„Fußball ist meine Leidenschaft. Ich bin fußballverrückt!“ – diese Sätze hört man in Deutschland mit Sicherheit von mehreren Millionen Menschen. Sie sind vernarrte Fußball-Fans oder begeisterte Spielerinnen und Spieler, kümmern sich in den Vereinen um den Fußballnachwuchs, darum, dass der Ball rollt, oder sind als Unparteiische aktiv. Viele bestimmt auch in Doppelfunktion. Wer sich mit der 15-jährigen Amelie Neundorfer aus der gut 5000 Einwohner zählenden oberfränkischen Gemeinde Frensdorf, die gut zehn Kilometer südlich von Bamberg liegt, unterhält, bekommt dann aber doch Zweifel, ob immer alle so wirklich fußballverrückt sind. Aber vielleicht ist Amelie einfach nur noch fußballverrückter.
Zur vereinbarten Zeit ist sie am anderen Ende der Telefonleitung. Natürlich am frühen Nachmittag. Vormittags und bis zum frühen Nachmittag ist sie selbstverständlich in der Schule, der späte Nachmittag und Abend gehört dem Fußball, die Wochenenden sowieso. „Ich spiele Fußball seit ich in der ersten Klasse bin“, erzählt Amelie. Soweit nicht ungewöhnlich. Mittlerweile kickt sie aber gleich in zwei Mannschaften. Bei der JFG Rauhe Ebrach Frensdorf mischt sie als einziges Mädchen das B2-Junioren-Team und die Kreisklasse West auf, bei der DJK Don Bosco Bamberg ist sie unter ihresgleichen und sorgt mit ihren Toren dafür, dass ihr Team in der B-Juniorinnen-Landesliga eine gute Rolle spielt. Das Zweitspielrecht des Bayerischen Fußball-Verbandes (BFV) macht es möglich.

* _Auftrag_: Schreiben Sie den Text über die Fußballerin Amelie Neundorfer vollständig und ohne jede Änderung ab.

* _Datenübersicht_:
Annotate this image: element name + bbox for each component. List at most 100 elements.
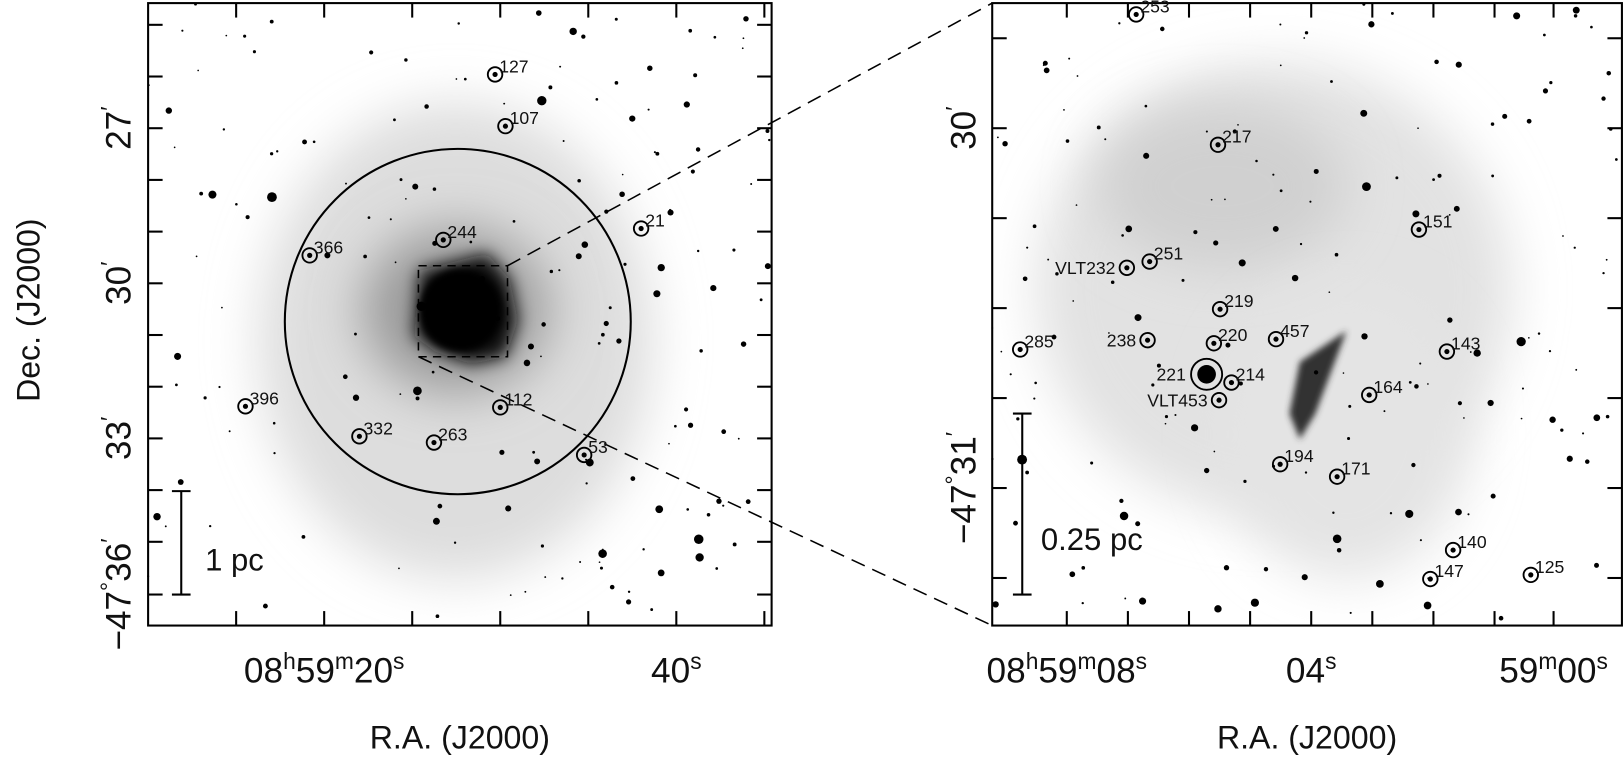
star (1191, 424, 1199, 432)
star (743, 16, 749, 22)
star (598, 561, 601, 564)
star (1419, 362, 1422, 365)
star (1516, 337, 1526, 347)
star (1389, 512, 1393, 515)
star (1072, 300, 1075, 302)
source-marker (1139, 332, 1156, 349)
star (1455, 61, 1462, 68)
source-label: 143 (1451, 333, 1480, 353)
star (549, 269, 554, 274)
star (1164, 414, 1169, 419)
star (765, 129, 770, 133)
source-dot (440, 237, 446, 243)
source-marker (1223, 374, 1240, 391)
star (710, 284, 717, 292)
tick-label-part: 40 (651, 651, 690, 690)
star (1602, 271, 1605, 275)
star (1081, 566, 1086, 570)
tick-label-sup: ′ (941, 107, 967, 111)
source-marker (1209, 136, 1227, 153)
star (1447, 317, 1453, 323)
source-dot (1273, 336, 1279, 342)
star (1432, 178, 1435, 182)
source-label: 457 (1280, 321, 1309, 341)
source-label: 366 (314, 237, 343, 257)
source-dot (581, 452, 587, 458)
tick-label-sup: ° (941, 475, 967, 484)
star (177, 479, 184, 485)
star (1223, 565, 1230, 571)
star (208, 190, 217, 199)
x-axis-label: R.A. (J2000) (1217, 720, 1397, 756)
star (222, 128, 226, 131)
star (1299, 242, 1303, 246)
tick-label-sup: s (1325, 648, 1336, 674)
star (505, 505, 512, 512)
star (647, 65, 653, 71)
star (740, 341, 747, 347)
star (195, 255, 198, 258)
source-label: 220 (1218, 325, 1248, 345)
star (1068, 57, 1071, 60)
star (225, 34, 228, 37)
source-label: 214 (1236, 365, 1266, 385)
star (540, 544, 545, 548)
star (1560, 428, 1564, 432)
star (598, 549, 607, 558)
star (457, 22, 460, 25)
star (1334, 252, 1339, 257)
star (657, 263, 665, 272)
star (1119, 498, 1124, 504)
star (503, 102, 506, 105)
star (693, 534, 704, 545)
star (455, 78, 458, 80)
source-dot (356, 433, 362, 439)
star (1033, 397, 1036, 400)
source-label: VLT453 (1147, 390, 1207, 410)
star (175, 383, 178, 387)
star (1490, 493, 1496, 499)
tick-label-part: 33 (99, 421, 138, 460)
star (527, 343, 534, 350)
star (608, 306, 612, 310)
source-marker (1267, 330, 1285, 348)
star (453, 541, 457, 544)
star (575, 253, 582, 260)
star (1469, 351, 1472, 353)
source-dot (1204, 371, 1210, 377)
source-dot (1416, 226, 1422, 233)
scale-bars (171, 412, 1032, 596)
source-label: 147 (1434, 561, 1463, 581)
source-marker (486, 66, 504, 83)
star (221, 306, 223, 309)
star (413, 386, 422, 396)
left-image (258, 103, 653, 580)
star (732, 542, 737, 547)
star (1594, 562, 1599, 568)
star (609, 584, 615, 590)
source-label: 221 (1157, 365, 1186, 385)
star (399, 178, 403, 182)
star (1601, 96, 1606, 101)
star (1237, 124, 1239, 126)
star (668, 442, 670, 445)
tick-label-sup: s (1597, 648, 1608, 674)
source-dot (1215, 142, 1221, 148)
star (1250, 598, 1259, 607)
star (1414, 384, 1419, 389)
source-dot (497, 404, 503, 410)
star (667, 209, 674, 216)
star (1376, 580, 1384, 588)
star (1328, 291, 1331, 294)
star (1562, 235, 1564, 237)
star (269, 19, 274, 24)
star (1255, 159, 1258, 163)
star (581, 241, 589, 248)
tick-label-sup: h (1026, 648, 1039, 674)
star (1520, 417, 1523, 420)
source-dot (1366, 392, 1372, 398)
star (1467, 513, 1470, 516)
tick-label-part: 08 (244, 651, 283, 690)
tick-label-sup: ′ (96, 417, 122, 421)
star (1581, 432, 1585, 435)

* _Ergebnis_:
„Fußball ist meine Leidenschaft. Ich bin fußballverrückt!“ – diese Sätze hört man in Deutschland mit Sicherheit von mehreren Millionen Menschen. Sie sind vernarrte Fußball-Fans oder begeisterte Spielerinnen und Spieler, kümmern sich in den Vereinen um den Fußballnachwuchs, darum, dass der Ball rollt, oder sind als Unparteiische aktiv. Viele bestimmt auch in Doppelfunktion. Wer sich mit der 15-jährigen Amelie Neundorfer aus der gut 5000 Einwohner zählenden oberfränkischen Gemeinde Frensdorf, die gut zehn Kilometer südlich von Bamberg liegt, unterhält, bekommt dann aber doch Zweifel, ob immer alle so wirklich fußballverrückt sind. Aber vielleicht ist Amelie einfach nur noch fußballverrückter.
Zur vereinbarten Zeit ist sie am anderen Ende der Telefonleitung. Natürlich am frühen Nachmittag. Vormittags und bis zum frühen Nachmittag ist sie selbstverständlich in der Schule, der späte Nachmittag und Abend gehört dem Fußball, die Wochenenden sowieso. „Ich spiele Fußball seit ich in der ersten Klasse bin“, erzählt Amelie. Soweit nicht ungewöhnlich. Mittlerweile kickt sie aber gleich in zwei Mannschaften. Bei der JFG Rauhe Ebrach Frensdorf mischt sie als einziges Mädchen das B2-Junioren-Team und die Kreisklasse West auf, bei der DJK Don Bosco Bamberg ist sie unter ihresgleichen und sorgt mit ihren Toren dafür, dass ihr Team in der B-Juniorinnen-Landesliga eine gute Rolle spielt. Das Zweitspielrecht des Bayerischen Fußball-Verbandes (BFV) macht es möglich.